▶ Description of the task
Tally how many lines include "time". The number is the whole answer.

▶ Supplied records
..........

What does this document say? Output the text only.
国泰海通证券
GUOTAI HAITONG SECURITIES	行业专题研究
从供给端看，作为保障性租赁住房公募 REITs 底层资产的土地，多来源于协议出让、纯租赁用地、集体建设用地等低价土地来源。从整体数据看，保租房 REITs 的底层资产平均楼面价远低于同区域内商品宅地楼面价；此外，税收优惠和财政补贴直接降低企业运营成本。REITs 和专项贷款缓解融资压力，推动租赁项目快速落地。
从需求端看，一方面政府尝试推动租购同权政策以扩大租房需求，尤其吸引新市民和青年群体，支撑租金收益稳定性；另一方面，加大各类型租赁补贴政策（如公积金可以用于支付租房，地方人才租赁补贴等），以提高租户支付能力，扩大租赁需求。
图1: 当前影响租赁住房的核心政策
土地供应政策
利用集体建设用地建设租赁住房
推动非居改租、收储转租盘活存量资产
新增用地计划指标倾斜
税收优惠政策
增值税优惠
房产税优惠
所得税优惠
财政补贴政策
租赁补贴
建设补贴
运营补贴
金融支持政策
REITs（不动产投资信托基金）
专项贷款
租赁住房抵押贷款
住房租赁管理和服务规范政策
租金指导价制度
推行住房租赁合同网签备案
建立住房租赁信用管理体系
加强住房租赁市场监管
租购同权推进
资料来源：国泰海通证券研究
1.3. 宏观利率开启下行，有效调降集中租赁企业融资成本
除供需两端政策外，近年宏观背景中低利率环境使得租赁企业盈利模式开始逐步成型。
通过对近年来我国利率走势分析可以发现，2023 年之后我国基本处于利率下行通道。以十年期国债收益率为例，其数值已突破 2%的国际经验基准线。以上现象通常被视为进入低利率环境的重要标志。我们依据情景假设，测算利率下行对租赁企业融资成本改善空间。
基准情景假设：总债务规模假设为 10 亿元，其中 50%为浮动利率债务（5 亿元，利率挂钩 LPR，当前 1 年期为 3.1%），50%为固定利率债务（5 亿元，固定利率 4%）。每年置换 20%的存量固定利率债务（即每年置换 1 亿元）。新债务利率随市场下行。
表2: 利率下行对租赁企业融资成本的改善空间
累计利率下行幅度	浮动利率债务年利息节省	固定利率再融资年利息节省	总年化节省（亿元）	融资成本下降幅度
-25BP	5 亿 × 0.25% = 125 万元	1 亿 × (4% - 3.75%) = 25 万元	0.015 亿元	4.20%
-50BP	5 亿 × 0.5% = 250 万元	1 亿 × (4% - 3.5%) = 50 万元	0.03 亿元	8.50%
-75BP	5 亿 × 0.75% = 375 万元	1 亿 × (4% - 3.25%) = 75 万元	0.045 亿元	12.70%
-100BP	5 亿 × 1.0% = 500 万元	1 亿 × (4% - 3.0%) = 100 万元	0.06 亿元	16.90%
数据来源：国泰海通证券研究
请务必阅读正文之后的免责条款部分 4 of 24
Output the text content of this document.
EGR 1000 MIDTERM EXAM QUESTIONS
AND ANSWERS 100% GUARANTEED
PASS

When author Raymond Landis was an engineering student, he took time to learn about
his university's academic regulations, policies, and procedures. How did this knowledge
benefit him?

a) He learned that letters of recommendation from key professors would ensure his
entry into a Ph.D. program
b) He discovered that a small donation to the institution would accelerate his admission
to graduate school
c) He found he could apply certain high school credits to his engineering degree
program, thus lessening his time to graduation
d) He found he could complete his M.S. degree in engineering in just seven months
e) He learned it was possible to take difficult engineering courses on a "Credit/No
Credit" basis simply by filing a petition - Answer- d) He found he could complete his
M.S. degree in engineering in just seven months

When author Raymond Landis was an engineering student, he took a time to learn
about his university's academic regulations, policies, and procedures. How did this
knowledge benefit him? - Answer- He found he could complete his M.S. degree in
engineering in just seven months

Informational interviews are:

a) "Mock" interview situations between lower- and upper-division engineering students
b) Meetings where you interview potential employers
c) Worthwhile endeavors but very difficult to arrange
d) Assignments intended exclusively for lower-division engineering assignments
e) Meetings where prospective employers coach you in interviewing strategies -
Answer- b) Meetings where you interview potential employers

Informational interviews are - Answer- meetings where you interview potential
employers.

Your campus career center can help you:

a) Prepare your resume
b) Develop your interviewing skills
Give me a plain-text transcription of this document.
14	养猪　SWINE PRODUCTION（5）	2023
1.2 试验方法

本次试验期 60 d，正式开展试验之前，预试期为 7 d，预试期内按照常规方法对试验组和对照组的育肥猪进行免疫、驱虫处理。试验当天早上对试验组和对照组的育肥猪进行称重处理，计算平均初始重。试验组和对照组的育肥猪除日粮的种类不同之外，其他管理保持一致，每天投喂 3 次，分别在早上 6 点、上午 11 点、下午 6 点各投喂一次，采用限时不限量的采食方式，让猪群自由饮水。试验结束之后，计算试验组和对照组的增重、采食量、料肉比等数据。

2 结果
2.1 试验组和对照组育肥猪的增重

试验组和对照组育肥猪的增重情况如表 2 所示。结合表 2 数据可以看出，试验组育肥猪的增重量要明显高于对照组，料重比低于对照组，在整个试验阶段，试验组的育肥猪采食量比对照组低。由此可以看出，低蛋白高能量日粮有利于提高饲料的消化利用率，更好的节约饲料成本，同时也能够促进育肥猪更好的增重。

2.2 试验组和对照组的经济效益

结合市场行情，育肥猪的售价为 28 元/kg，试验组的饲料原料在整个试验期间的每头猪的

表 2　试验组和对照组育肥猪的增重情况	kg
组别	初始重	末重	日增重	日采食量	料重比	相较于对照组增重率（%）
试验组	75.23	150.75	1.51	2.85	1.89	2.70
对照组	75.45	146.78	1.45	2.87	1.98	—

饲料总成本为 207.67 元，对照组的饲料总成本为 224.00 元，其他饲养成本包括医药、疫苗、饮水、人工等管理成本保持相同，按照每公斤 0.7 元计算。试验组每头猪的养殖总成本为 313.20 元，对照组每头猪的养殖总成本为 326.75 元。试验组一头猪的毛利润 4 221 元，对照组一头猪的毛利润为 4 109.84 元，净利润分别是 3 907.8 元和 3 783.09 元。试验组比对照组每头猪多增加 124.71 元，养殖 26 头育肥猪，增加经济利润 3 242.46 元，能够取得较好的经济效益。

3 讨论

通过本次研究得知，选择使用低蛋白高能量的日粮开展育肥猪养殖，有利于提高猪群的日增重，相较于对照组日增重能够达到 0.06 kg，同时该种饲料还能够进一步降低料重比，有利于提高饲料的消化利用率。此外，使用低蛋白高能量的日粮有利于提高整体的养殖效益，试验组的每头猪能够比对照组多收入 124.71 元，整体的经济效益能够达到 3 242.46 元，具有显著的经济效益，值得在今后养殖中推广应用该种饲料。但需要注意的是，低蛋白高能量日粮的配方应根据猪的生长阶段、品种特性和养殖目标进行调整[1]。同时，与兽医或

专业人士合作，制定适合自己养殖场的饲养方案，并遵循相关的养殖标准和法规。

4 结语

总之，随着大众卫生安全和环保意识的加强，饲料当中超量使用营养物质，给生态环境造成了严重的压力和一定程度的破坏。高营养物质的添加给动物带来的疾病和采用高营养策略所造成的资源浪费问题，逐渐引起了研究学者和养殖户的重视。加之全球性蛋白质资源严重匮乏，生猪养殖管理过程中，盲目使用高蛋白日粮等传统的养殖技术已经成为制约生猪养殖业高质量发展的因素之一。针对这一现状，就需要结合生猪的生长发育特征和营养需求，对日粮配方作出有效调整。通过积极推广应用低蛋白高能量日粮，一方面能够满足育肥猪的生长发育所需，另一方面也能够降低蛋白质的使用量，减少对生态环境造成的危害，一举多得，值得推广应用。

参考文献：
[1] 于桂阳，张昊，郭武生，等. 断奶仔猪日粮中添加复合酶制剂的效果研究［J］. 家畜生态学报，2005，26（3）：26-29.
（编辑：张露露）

..........

▶ Output of the task
3